┌────────

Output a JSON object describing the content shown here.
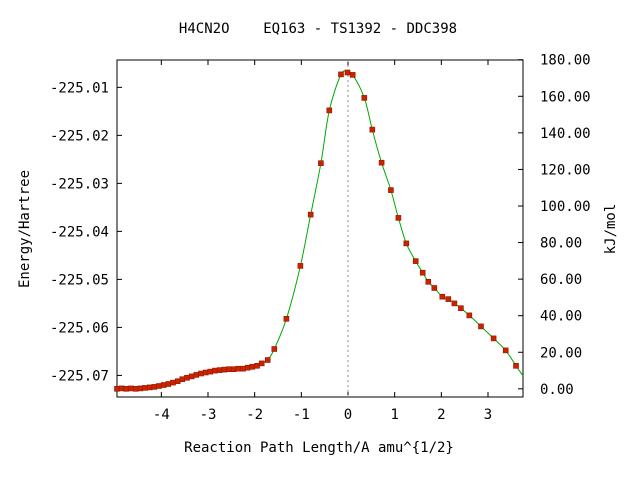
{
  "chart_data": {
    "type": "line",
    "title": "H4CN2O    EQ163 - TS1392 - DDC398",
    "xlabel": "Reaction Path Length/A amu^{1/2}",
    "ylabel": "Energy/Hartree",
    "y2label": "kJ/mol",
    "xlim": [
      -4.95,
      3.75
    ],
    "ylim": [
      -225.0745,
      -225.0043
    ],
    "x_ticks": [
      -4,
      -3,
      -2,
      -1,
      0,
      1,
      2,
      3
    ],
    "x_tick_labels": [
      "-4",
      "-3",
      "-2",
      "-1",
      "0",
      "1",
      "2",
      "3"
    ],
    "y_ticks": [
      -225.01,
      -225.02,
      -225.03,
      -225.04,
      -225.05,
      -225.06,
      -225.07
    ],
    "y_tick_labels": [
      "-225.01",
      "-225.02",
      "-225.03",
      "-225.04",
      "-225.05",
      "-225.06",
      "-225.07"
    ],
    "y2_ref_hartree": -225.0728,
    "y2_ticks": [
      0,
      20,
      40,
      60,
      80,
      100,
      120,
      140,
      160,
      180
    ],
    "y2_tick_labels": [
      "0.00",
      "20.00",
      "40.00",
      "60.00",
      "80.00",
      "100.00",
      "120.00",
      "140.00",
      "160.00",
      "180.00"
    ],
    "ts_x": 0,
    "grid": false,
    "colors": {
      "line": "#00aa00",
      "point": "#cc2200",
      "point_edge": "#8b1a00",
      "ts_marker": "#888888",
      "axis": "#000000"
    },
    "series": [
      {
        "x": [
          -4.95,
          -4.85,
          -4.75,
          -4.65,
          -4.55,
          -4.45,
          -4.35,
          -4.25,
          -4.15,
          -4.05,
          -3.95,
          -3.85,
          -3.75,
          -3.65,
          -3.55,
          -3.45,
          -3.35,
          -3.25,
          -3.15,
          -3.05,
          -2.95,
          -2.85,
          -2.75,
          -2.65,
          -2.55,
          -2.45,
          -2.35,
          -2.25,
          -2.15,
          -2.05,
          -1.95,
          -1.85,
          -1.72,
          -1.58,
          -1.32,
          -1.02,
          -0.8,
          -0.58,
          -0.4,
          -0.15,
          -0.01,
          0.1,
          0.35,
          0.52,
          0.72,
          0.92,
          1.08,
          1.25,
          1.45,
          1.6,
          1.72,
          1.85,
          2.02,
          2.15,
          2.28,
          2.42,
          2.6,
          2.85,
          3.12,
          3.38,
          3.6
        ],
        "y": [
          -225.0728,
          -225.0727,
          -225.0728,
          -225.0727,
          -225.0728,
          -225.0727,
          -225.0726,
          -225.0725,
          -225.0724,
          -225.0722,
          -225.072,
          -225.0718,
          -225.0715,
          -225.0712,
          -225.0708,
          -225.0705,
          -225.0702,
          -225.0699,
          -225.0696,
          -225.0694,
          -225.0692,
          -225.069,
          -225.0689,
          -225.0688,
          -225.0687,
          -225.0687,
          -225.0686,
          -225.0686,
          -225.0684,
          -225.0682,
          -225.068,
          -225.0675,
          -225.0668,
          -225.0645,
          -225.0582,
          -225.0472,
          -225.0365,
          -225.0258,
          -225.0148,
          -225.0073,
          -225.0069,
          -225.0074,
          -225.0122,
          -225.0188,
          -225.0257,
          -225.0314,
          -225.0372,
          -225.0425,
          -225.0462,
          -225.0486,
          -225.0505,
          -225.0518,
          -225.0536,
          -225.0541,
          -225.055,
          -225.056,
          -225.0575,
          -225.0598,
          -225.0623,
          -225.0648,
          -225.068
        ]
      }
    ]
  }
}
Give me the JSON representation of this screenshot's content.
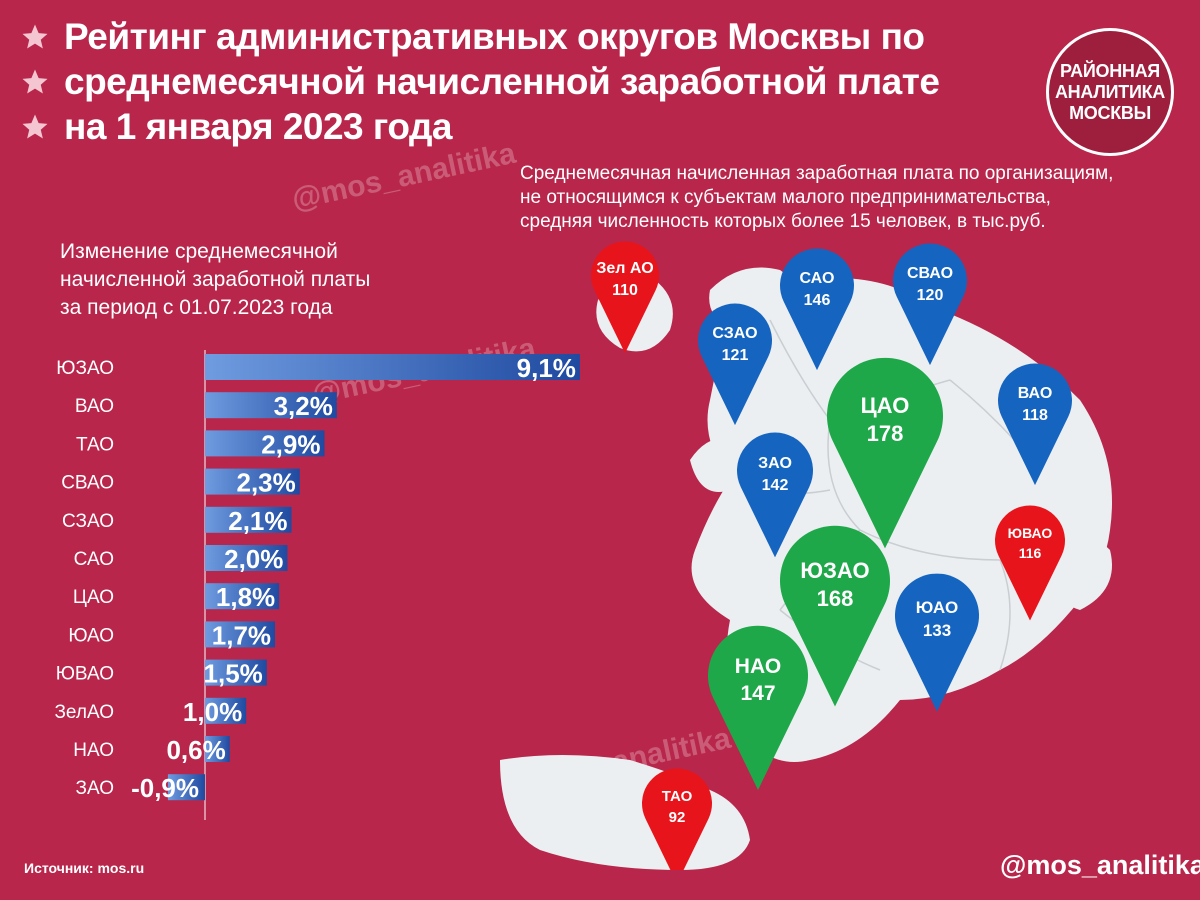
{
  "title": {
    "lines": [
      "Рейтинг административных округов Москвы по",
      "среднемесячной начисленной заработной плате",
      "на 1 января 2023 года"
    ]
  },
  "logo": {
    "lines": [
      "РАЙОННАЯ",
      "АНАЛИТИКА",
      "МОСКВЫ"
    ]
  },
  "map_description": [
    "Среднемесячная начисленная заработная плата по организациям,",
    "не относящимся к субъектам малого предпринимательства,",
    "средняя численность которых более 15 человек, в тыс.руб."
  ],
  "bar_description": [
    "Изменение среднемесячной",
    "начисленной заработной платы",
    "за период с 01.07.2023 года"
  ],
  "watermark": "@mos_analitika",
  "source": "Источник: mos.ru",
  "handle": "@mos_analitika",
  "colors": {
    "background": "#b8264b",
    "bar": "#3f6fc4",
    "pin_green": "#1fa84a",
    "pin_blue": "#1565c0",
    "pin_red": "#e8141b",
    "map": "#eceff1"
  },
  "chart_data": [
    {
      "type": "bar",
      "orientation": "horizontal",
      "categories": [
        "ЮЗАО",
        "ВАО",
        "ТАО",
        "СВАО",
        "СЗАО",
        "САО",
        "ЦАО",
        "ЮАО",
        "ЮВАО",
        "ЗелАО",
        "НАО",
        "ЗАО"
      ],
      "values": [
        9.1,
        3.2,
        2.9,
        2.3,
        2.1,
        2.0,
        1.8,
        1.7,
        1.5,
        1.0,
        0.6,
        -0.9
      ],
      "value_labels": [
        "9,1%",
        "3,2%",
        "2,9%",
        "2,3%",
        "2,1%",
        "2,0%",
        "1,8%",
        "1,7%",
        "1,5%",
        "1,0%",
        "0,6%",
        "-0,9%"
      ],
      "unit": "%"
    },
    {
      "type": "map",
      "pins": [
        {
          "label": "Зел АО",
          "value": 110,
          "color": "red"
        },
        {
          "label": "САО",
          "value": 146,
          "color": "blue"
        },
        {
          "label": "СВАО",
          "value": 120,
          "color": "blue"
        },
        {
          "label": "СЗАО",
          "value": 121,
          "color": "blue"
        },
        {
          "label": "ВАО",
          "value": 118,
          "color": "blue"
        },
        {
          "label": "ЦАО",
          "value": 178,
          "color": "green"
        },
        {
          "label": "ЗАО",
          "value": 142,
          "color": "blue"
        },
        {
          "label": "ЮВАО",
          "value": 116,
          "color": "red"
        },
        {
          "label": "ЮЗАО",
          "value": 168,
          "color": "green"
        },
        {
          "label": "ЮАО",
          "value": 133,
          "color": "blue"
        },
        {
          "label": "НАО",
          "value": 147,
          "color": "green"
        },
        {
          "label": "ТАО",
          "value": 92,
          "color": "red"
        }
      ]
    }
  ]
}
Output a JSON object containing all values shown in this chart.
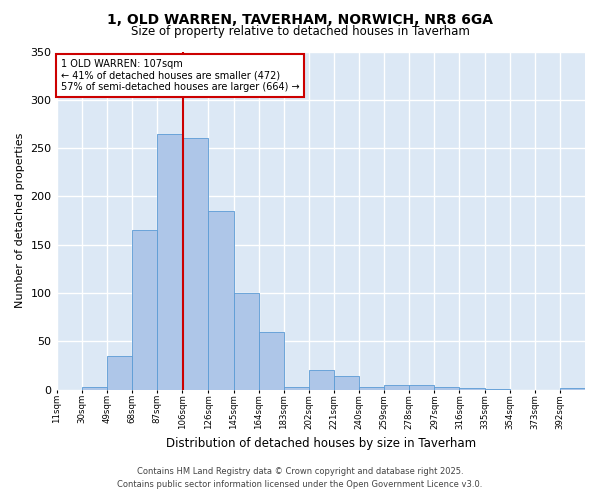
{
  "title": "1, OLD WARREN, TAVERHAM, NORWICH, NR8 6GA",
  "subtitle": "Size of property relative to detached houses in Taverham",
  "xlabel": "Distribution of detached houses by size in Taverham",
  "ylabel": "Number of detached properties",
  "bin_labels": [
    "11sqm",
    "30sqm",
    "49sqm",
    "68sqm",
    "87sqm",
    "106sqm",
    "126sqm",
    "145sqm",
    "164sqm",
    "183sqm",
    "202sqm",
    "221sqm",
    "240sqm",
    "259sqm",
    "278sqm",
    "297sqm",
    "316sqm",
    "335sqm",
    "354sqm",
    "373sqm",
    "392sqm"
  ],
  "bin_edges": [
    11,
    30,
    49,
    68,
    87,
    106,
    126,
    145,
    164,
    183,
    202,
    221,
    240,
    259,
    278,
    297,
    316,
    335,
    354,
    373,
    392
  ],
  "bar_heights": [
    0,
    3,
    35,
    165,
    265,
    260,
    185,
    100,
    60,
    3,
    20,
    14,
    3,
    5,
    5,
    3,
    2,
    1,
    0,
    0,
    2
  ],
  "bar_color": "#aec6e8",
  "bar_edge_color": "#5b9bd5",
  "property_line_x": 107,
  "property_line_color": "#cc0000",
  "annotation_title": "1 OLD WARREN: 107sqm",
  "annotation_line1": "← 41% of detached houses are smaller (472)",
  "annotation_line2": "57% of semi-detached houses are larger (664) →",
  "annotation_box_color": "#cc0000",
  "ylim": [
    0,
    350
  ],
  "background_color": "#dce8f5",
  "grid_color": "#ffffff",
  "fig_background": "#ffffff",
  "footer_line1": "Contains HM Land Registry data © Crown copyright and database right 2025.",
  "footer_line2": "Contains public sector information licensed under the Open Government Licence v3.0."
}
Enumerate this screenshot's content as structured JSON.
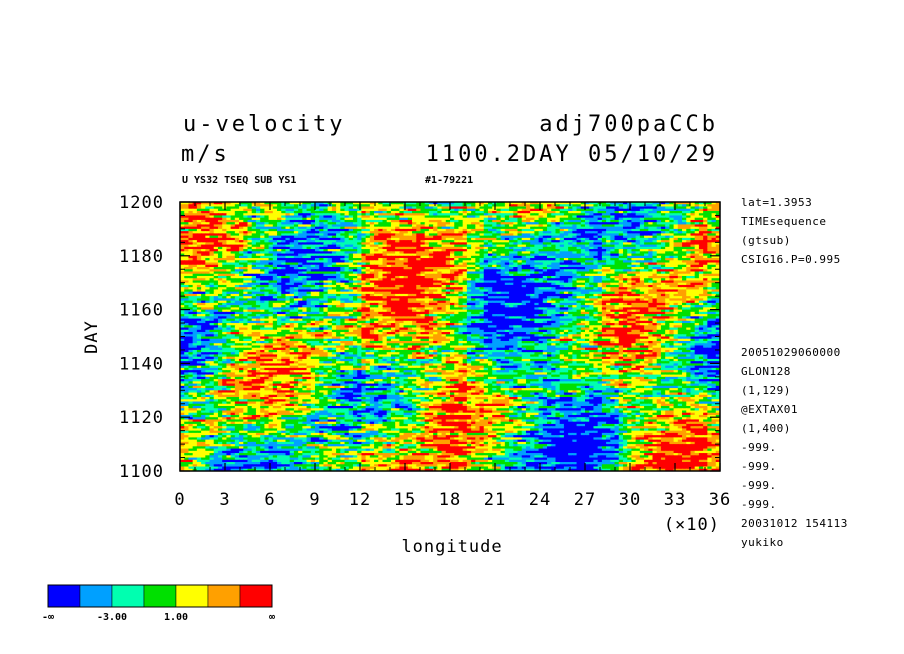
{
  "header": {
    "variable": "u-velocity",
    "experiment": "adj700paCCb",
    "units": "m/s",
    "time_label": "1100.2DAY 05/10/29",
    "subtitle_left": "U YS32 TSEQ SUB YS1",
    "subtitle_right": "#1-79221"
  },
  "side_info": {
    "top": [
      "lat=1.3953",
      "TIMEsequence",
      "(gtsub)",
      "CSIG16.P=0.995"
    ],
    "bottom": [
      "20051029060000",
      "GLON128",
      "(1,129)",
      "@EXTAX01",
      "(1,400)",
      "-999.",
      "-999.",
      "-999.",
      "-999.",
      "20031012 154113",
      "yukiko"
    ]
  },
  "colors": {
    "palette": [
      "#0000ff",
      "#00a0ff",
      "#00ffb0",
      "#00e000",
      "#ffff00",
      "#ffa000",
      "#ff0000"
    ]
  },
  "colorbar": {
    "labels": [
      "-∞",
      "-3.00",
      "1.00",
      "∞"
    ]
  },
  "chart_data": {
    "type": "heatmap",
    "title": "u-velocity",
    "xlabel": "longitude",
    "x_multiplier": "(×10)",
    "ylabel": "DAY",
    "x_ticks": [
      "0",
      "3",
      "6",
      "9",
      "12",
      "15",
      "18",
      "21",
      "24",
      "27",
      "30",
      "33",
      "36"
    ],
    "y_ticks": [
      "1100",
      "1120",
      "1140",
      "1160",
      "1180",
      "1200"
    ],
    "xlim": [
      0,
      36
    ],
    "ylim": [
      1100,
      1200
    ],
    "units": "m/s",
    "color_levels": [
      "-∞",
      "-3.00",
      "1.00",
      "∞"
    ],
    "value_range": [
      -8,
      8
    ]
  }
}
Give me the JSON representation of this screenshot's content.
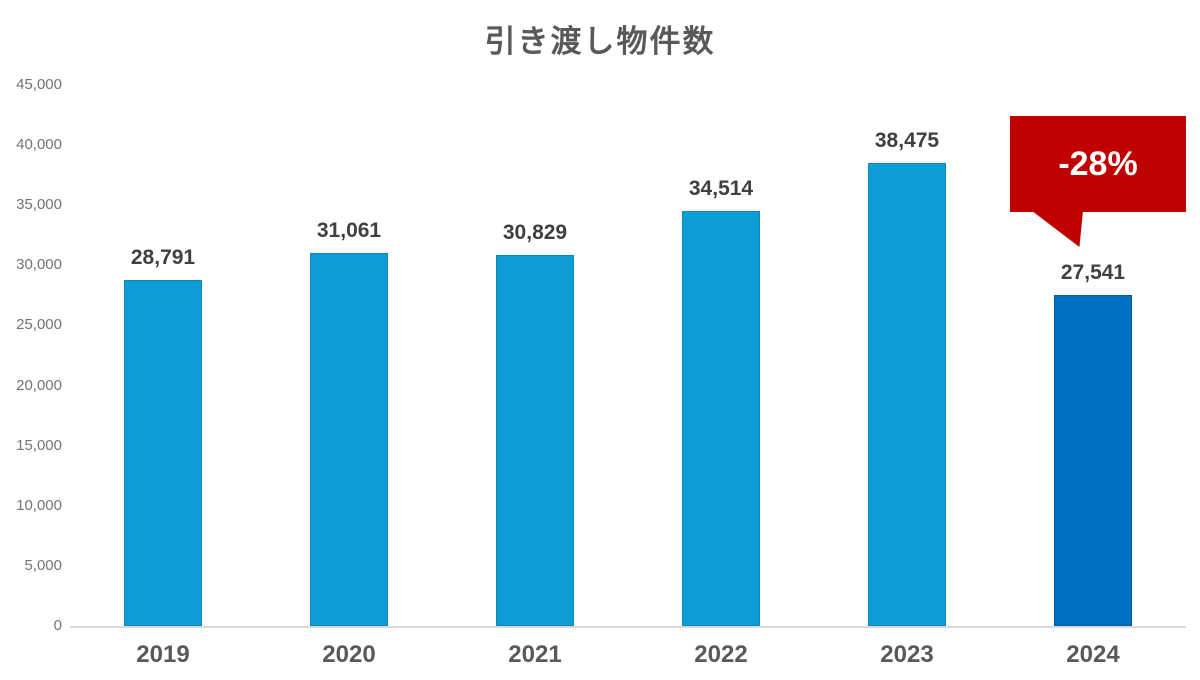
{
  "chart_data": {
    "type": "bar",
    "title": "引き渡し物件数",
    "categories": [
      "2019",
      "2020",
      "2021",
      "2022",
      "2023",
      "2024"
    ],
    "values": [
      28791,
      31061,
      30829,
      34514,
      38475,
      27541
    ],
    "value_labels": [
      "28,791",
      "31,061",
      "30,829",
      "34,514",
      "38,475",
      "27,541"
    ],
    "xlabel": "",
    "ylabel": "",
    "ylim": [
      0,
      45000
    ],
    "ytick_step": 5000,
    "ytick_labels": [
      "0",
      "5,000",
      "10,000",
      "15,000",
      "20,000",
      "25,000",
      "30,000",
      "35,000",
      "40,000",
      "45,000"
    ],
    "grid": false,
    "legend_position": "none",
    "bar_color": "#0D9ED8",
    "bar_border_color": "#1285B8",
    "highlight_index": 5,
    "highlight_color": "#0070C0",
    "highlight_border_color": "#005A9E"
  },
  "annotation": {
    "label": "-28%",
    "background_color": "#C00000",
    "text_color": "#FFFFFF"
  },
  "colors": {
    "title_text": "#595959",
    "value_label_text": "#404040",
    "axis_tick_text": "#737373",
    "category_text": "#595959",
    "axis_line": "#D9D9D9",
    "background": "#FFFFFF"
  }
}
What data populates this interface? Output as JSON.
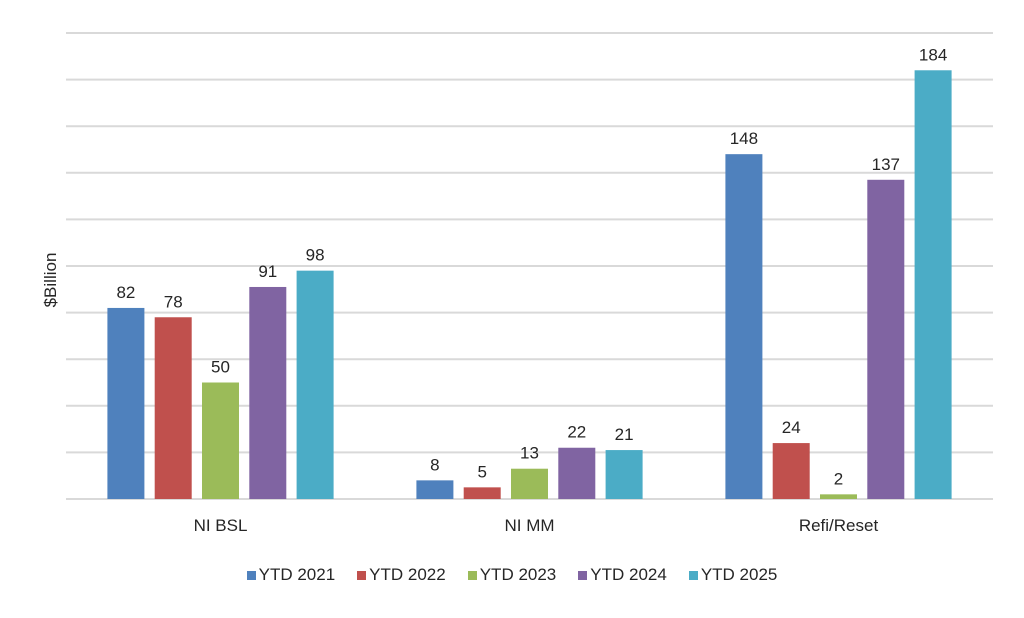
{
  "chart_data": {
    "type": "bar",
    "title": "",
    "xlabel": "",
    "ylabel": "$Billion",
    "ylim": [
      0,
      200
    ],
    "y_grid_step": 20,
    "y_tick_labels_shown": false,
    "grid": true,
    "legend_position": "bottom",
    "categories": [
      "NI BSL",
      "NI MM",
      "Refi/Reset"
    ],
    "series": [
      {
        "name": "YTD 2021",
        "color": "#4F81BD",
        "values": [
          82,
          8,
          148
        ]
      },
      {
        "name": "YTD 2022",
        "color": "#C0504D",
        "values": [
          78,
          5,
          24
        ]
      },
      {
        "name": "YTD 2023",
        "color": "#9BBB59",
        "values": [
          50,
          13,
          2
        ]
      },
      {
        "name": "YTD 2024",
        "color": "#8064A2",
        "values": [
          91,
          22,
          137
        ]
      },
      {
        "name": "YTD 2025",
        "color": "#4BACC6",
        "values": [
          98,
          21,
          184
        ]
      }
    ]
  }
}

└────────

**Exercise goal**
Write out exactly the lines from the one containing "What data populates" to the last line of the records above, both included, and leave out any pictures.

**Result of the exercise**
What data populates this interface? Output as JSON.
{
  "chart_data": {
    "type": "bar",
    "title": "",
    "xlabel": "",
    "ylabel": "$Billion",
    "ylim": [
      0,
      200
    ],
    "y_grid_step": 20,
    "y_tick_labels_shown": false,
    "grid": true,
    "legend_position": "bottom",
    "categories": [
      "NI BSL",
      "NI MM",
      "Refi/Reset"
    ],
    "series": [
      {
        "name": "YTD 2021",
        "color": "#4F81BD",
        "values": [
          82,
          8,
          148
        ]
      },
      {
        "name": "YTD 2022",
        "color": "#C0504D",
        "values": [
          78,
          5,
          24
        ]
      },
      {
        "name": "YTD 2023",
        "color": "#9BBB59",
        "values": [
          50,
          13,
          2
        ]
      },
      {
        "name": "YTD 2024",
        "color": "#8064A2",
        "values": [
          91,
          22,
          137
        ]
      },
      {
        "name": "YTD 2025",
        "color": "#4BACC6",
        "values": [
          98,
          21,
          184
        ]
      }
    ]
  }
}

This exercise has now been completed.